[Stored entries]
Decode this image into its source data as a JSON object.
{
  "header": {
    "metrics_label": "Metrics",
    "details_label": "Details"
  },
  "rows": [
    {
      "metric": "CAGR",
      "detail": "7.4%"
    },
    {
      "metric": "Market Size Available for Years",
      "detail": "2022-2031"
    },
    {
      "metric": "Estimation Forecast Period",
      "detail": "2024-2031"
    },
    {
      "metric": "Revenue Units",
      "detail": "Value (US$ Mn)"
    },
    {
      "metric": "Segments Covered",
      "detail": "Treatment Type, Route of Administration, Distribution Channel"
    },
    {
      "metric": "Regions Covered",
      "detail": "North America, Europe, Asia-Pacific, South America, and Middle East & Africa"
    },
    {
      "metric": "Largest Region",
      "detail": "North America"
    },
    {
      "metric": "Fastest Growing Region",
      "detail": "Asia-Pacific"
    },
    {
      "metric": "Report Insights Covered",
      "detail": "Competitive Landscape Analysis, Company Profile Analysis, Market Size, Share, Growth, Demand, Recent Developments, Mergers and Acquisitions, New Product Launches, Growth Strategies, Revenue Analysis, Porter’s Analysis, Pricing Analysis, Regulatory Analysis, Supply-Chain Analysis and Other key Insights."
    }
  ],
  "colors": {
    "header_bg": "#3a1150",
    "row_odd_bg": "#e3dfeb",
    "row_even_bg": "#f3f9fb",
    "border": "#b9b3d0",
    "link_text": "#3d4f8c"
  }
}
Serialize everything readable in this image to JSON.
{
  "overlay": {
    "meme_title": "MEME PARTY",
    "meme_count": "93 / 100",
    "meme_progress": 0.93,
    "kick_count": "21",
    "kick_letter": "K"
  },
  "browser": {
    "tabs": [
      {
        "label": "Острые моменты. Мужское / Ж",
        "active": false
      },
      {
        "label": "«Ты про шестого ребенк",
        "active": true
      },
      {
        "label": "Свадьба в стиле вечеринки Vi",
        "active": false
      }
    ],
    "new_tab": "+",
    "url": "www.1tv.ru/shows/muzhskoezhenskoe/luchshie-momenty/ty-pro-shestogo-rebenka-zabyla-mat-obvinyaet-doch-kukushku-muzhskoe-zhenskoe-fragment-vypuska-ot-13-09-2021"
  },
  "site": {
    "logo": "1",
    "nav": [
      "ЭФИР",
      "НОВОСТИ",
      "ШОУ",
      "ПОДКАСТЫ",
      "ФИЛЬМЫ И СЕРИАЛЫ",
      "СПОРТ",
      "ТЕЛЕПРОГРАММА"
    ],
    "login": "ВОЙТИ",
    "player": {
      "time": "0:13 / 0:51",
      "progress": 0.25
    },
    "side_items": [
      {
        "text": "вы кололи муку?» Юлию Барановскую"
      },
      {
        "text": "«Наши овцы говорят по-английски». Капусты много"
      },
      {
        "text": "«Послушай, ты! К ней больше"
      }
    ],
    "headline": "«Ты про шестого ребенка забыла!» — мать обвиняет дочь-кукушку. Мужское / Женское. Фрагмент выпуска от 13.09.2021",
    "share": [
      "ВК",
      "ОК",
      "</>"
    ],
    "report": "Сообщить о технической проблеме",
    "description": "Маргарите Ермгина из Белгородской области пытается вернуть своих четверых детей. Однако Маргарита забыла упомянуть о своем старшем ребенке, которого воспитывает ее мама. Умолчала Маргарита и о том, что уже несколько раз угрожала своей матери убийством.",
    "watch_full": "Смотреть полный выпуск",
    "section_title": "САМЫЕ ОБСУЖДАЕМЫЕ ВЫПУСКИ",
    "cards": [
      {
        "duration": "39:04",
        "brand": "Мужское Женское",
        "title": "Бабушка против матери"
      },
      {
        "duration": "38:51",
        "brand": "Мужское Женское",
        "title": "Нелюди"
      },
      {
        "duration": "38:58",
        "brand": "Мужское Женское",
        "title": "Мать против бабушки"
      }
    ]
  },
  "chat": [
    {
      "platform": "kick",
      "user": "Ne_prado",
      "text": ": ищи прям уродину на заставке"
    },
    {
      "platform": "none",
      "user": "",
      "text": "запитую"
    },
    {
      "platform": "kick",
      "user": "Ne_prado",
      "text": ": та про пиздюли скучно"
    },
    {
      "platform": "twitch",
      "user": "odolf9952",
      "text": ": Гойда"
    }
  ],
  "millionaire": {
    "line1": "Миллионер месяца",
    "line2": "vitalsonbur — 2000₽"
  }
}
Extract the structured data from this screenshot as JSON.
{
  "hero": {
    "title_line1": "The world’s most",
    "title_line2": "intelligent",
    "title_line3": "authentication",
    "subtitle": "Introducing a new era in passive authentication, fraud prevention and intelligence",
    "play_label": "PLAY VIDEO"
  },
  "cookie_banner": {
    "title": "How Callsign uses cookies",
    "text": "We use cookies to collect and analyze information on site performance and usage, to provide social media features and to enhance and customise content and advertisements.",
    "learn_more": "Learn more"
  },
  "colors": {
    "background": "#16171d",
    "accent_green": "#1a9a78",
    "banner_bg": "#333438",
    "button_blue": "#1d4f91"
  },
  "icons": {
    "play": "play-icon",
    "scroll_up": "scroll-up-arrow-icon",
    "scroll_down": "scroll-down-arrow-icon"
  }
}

Task directions - Repeat the data above exactly.

In response -
Decode this image into its source data as a JSON object.
{
  "header": {
    "metrics_label": "Metrics",
    "details_label": "Details"
  },
  "rows": [
    {
      "metric": "CAGR",
      "detail": "7.4%"
    },
    {
      "metric": "Market Size Available for Years",
      "detail": "2022-2031"
    },
    {
      "metric": "Estimation Forecast Period",
      "detail": "2024-2031"
    },
    {
      "metric": "Revenue Units",
      "detail": "Value (US$ Mn)"
    },
    {
      "metric": "Segments Covered",
      "detail": "Treatment Type, Route of Administration, Distribution Channel"
    },
    {
      "metric": "Regions Covered",
      "detail": "North America, Europe, Asia-Pacific, South America, and Middle East & Africa"
    },
    {
      "metric": "Largest Region",
      "detail": "North America"
    },
    {
      "metric": "Fastest Growing Region",
      "detail": "Asia-Pacific"
    },
    {
      "metric": "Report Insights Covered",
      "detail": "Competitive Landscape Analysis, Company Profile Analysis, Market Size, Share, Growth, Demand, Recent Developments, Mergers and Acquisitions, New Product Launches, Growth Strategies, Revenue Analysis, Porter’s Analysis, Pricing Analysis, Regulatory Analysis, Supply-Chain Analysis and Other key Insights."
    }
  ],
  "colors": {
    "header_bg": "#3a1150",
    "row_odd_bg": "#e3dfeb",
    "row_even_bg": "#f3f9fb",
    "border": "#b9b3d0",
    "link_text": "#3d4f8c"
  }
}
Serialize everything readable in this image to JSON.
{
  "overlay": {
    "meme_title": "MEME PARTY",
    "meme_count": "93 / 100",
    "meme_progress": 0.93,
    "kick_count": "21",
    "kick_letter": "K"
  },
  "browser": {
    "tabs": [
      {
        "label": "Острые моменты. Мужское / Ж",
        "active": false
      },
      {
        "label": "«Ты про шестого ребенк",
        "active": true
      },
      {
        "label": "Свадьба в стиле вечеринки Vi",
        "active": false
      }
    ],
    "new_tab": "+",
    "url": "www.1tv.ru/shows/muzhskoezhenskoe/luchshie-momenty/ty-pro-shestogo-rebenka-zabyla-mat-obvinyaet-doch-kukushku-muzhskoe-zhenskoe-fragment-vypuska-ot-13-09-2021"
  },
  "site": {
    "logo": "1",
    "nav": [
      "ЭФИР",
      "НОВОСТИ",
      "ШОУ",
      "ПОДКАСТЫ",
      "ФИЛЬМЫ И СЕРИАЛЫ",
      "СПОРТ",
      "ТЕЛЕПРОГРАММА"
    ],
    "login": "ВОЙТИ",
    "player": {
      "time": "0:13 / 0:51",
      "progress": 0.25
    },
    "side_items": [
      {
        "text": "вы кололи муку?» Юлию Барановскую"
      },
      {
        "text": "«Наши овцы говорят по-английски». Капусты много"
      },
      {
        "text": "«Послушай, ты! К ней больше"
      }
    ],
    "headline": "«Ты про шестого ребенка забыла!» — мать обвиняет дочь-кукушку. Мужское / Женское. Фрагмент выпуска от 13.09.2021",
    "share": [
      "ВК",
      "ОК",
      "</>"
    ],
    "report": "Сообщить о технической проблеме",
    "description": "Маргарите Ермгина из Белгородской области пытается вернуть своих четверых детей. Однако Маргарита забыла упомянуть о своем старшем ребенке, которого воспитывает ее мама. Умолчала Маргарита и о том, что уже несколько раз угрожала своей матери убийством.",
    "watch_full": "Смотреть полный выпуск",
    "section_title": "САМЫЕ ОБСУЖДАЕМЫЕ ВЫПУСКИ",
    "cards": [
      {
        "duration": "39:04",
        "brand": "Мужское Женское",
        "title": "Бабушка против матери"
      },
      {
        "duration": "38:51",
        "brand": "Мужское Женское",
        "title": "Нелюди"
      },
      {
        "duration": "38:58",
        "brand": "Мужское Женское",
        "title": "Мать против бабушки"
      }
    ]
  },
  "chat": [
    {
      "platform": "kick",
      "user": "Ne_prado",
      "text": ": ищи прям уродину на заставке"
    },
    {
      "platform": "none",
      "user": "",
      "text": "запитую"
    },
    {
      "platform": "kick",
      "user": "Ne_prado",
      "text": ": та про пиздюли скучно"
    },
    {
      "platform": "twitch",
      "user": "odolf9952",
      "text": ": Гойда"
    }
  ],
  "millionaire": {
    "line1": "Миллионер месяца",
    "line2": "vitalsonbur — 2000₽"
  }
}
Extract the structured data from this screenshot as JSON.
{
  "hero": {
    "title_line1": "The world’s most",
    "title_line2": "intelligent",
    "title_line3": "authentication",
    "subtitle": "Introducing a new era in passive authentication, fraud prevention and intelligence",
    "play_label": "PLAY VIDEO"
  },
  "cookie_banner": {
    "title": "How Callsign uses cookies",
    "text": "We use cookies to collect and analyze information on site performance and usage, to provide social media features and to enhance and customise content and advertisements.",
    "learn_more": "Learn more"
  },
  "colors": {
    "background": "#16171d",
    "accent_green": "#1a9a78",
    "banner_bg": "#333438",
    "button_blue": "#1d4f91"
  },
  "icons": {
    "play": "play-icon",
    "scroll_up": "scroll-up-arrow-icon",
    "scroll_down": "scroll-down-arrow-icon"
  }
}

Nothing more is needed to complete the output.